The exercise ::
Count lines with "Training" in them. Report only the total.

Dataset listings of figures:
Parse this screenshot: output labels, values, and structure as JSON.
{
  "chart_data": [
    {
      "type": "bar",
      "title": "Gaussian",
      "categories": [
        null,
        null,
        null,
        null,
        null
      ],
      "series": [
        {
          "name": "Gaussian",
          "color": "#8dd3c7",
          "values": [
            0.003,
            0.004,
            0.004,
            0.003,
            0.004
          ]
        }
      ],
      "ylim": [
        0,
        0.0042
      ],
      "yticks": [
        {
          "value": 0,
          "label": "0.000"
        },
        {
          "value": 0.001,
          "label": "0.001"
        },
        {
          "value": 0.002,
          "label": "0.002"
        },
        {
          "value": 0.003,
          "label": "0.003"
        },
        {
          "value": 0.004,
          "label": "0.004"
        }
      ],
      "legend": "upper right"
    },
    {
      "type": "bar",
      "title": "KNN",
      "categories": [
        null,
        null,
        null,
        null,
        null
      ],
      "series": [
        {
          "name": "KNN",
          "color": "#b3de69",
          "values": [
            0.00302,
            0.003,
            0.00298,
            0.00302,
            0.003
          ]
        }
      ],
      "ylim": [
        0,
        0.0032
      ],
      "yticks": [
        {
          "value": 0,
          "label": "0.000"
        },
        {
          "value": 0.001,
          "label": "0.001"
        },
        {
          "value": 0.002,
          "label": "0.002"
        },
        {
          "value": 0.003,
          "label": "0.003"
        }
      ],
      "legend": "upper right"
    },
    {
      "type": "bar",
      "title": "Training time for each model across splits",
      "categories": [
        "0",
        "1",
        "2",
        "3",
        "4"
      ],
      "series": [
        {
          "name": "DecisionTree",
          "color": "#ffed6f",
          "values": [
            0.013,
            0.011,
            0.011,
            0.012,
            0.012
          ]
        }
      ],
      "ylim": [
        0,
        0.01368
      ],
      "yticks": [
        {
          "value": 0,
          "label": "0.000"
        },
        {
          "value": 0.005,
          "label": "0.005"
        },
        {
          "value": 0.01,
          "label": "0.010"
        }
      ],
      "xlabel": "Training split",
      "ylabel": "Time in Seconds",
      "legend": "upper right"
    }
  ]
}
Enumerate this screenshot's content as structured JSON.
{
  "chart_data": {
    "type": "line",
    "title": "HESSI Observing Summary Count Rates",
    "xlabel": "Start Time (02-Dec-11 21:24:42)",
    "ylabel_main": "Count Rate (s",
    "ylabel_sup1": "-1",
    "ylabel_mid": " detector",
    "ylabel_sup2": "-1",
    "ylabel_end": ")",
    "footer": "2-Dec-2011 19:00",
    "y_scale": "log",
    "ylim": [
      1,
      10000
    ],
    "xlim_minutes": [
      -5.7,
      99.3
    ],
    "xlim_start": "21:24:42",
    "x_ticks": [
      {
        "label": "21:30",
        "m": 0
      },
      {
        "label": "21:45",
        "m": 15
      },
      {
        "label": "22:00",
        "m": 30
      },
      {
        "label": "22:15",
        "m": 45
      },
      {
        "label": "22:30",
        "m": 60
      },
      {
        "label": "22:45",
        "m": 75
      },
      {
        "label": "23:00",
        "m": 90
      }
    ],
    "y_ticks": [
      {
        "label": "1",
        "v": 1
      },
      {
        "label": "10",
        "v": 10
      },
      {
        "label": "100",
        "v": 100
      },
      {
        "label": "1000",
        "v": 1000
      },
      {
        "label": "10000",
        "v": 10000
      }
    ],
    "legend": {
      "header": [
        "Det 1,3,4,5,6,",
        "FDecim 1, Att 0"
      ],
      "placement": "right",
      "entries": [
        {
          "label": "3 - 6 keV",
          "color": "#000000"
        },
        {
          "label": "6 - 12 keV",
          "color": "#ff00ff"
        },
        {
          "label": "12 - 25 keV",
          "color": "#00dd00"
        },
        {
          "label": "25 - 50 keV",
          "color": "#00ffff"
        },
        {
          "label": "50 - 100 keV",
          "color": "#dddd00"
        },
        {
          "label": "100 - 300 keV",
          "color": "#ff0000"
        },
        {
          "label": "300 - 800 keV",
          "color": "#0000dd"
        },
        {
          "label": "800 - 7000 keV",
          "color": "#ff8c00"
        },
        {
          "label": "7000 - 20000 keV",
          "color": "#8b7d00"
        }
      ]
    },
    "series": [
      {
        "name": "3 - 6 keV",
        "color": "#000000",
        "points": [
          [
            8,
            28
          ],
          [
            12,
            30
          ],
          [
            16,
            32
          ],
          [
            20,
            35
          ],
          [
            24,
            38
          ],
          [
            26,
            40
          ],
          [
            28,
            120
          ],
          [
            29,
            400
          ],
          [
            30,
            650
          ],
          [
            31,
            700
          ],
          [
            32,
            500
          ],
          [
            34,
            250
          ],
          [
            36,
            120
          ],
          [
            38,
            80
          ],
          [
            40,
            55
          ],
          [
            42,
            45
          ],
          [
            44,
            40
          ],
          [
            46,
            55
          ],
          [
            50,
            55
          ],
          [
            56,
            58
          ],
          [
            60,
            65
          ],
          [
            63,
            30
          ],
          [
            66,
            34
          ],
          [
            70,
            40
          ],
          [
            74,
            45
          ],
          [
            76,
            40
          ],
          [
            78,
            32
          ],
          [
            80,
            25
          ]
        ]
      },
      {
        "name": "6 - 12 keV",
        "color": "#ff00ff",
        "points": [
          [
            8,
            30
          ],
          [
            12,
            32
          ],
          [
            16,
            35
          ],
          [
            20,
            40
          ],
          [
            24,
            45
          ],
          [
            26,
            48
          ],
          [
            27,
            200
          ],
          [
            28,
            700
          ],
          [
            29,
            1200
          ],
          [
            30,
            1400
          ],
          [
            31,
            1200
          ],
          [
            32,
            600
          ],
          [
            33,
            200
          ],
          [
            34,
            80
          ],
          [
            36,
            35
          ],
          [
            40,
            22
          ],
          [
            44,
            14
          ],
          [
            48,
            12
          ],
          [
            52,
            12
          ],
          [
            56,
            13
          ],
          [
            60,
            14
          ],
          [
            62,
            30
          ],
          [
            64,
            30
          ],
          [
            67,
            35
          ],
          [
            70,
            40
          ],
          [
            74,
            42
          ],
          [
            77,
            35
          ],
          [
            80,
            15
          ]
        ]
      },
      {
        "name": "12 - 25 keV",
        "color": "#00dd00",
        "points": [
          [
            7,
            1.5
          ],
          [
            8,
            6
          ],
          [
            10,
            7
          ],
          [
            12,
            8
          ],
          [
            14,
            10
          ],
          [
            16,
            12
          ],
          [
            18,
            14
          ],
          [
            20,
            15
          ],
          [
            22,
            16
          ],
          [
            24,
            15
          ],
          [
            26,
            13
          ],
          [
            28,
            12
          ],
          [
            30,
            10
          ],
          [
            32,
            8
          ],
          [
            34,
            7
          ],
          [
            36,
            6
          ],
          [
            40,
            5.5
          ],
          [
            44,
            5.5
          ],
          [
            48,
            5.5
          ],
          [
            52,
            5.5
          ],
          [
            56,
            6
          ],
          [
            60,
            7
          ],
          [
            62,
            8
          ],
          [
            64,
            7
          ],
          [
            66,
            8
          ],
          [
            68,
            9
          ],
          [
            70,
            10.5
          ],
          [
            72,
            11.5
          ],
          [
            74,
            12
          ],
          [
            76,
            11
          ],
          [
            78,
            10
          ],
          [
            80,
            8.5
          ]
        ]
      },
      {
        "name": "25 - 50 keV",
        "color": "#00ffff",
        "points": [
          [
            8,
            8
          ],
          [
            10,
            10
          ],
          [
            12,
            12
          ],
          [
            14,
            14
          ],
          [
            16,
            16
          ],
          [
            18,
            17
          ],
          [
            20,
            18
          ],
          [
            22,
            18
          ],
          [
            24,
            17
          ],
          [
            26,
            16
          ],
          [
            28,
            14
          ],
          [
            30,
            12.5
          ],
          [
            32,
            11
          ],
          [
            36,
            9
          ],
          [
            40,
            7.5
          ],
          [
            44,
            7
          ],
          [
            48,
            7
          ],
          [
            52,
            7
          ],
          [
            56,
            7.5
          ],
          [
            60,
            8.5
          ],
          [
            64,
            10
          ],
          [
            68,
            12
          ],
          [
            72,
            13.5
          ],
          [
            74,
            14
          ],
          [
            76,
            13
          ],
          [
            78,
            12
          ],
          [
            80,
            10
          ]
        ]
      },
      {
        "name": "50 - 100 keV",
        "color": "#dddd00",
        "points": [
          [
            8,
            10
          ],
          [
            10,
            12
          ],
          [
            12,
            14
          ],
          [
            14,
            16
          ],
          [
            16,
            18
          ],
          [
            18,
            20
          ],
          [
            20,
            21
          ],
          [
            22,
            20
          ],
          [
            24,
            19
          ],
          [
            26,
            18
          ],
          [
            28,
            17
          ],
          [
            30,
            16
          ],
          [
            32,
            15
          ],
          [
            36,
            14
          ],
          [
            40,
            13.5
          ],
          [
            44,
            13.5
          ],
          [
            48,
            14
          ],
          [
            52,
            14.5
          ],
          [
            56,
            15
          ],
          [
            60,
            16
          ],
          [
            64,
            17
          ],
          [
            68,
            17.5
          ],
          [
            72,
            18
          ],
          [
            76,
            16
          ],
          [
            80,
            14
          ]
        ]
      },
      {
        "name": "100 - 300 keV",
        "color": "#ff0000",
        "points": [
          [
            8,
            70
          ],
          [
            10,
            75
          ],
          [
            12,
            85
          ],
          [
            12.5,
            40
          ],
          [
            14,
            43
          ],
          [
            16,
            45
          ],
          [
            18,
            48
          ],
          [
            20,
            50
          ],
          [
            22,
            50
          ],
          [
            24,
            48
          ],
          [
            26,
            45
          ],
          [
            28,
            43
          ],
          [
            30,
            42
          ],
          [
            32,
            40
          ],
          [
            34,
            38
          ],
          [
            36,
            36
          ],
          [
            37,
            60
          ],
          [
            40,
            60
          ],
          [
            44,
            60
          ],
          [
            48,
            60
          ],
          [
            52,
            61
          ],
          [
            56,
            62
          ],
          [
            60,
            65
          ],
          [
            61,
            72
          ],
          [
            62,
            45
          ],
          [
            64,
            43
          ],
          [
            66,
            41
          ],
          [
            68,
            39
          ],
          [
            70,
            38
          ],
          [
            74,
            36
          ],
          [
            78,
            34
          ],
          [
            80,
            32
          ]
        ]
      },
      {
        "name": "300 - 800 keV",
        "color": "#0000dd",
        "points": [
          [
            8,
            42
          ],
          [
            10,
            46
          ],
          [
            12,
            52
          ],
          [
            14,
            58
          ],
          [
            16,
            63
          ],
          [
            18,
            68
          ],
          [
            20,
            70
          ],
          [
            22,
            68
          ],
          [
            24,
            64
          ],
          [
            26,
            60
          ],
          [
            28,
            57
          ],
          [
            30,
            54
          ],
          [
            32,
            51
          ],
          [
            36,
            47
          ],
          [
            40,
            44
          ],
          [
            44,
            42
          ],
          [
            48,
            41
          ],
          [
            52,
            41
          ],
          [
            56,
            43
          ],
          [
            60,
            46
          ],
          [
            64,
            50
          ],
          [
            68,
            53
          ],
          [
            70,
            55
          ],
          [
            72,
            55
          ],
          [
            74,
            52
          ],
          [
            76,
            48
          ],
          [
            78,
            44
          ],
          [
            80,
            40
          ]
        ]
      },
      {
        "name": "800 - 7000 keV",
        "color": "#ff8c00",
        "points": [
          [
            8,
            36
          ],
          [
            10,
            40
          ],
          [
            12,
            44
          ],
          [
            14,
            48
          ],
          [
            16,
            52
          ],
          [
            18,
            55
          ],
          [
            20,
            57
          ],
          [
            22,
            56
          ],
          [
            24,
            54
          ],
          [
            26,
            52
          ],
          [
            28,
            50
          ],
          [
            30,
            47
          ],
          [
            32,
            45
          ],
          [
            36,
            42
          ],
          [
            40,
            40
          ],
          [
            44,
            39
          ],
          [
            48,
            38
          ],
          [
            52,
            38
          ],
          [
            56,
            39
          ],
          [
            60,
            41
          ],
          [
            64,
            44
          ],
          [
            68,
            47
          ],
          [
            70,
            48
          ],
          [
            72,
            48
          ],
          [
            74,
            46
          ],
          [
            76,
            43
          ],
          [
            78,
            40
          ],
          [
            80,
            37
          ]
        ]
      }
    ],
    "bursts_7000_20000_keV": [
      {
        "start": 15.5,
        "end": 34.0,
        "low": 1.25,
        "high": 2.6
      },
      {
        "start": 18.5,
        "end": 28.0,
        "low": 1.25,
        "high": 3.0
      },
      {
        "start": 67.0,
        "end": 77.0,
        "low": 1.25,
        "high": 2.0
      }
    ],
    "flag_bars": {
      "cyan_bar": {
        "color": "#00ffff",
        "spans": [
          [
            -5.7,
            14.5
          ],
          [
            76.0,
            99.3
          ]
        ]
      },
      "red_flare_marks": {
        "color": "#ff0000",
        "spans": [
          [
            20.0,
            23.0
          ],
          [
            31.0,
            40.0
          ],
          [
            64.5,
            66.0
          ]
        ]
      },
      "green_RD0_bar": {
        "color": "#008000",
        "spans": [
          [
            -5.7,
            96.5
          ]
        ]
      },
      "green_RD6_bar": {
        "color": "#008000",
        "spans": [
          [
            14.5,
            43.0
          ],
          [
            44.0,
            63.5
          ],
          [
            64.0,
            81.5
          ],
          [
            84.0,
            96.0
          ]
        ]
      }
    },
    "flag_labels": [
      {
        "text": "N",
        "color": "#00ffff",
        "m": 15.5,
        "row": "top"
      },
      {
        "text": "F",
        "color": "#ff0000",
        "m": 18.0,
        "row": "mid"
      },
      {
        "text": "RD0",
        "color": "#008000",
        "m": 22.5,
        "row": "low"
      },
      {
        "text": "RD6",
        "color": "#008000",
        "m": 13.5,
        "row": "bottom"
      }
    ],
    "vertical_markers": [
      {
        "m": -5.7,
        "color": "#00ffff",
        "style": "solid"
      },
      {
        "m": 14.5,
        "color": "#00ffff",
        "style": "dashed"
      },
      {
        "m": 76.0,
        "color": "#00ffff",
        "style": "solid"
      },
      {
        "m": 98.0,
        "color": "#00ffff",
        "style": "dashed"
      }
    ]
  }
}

Task output ::
2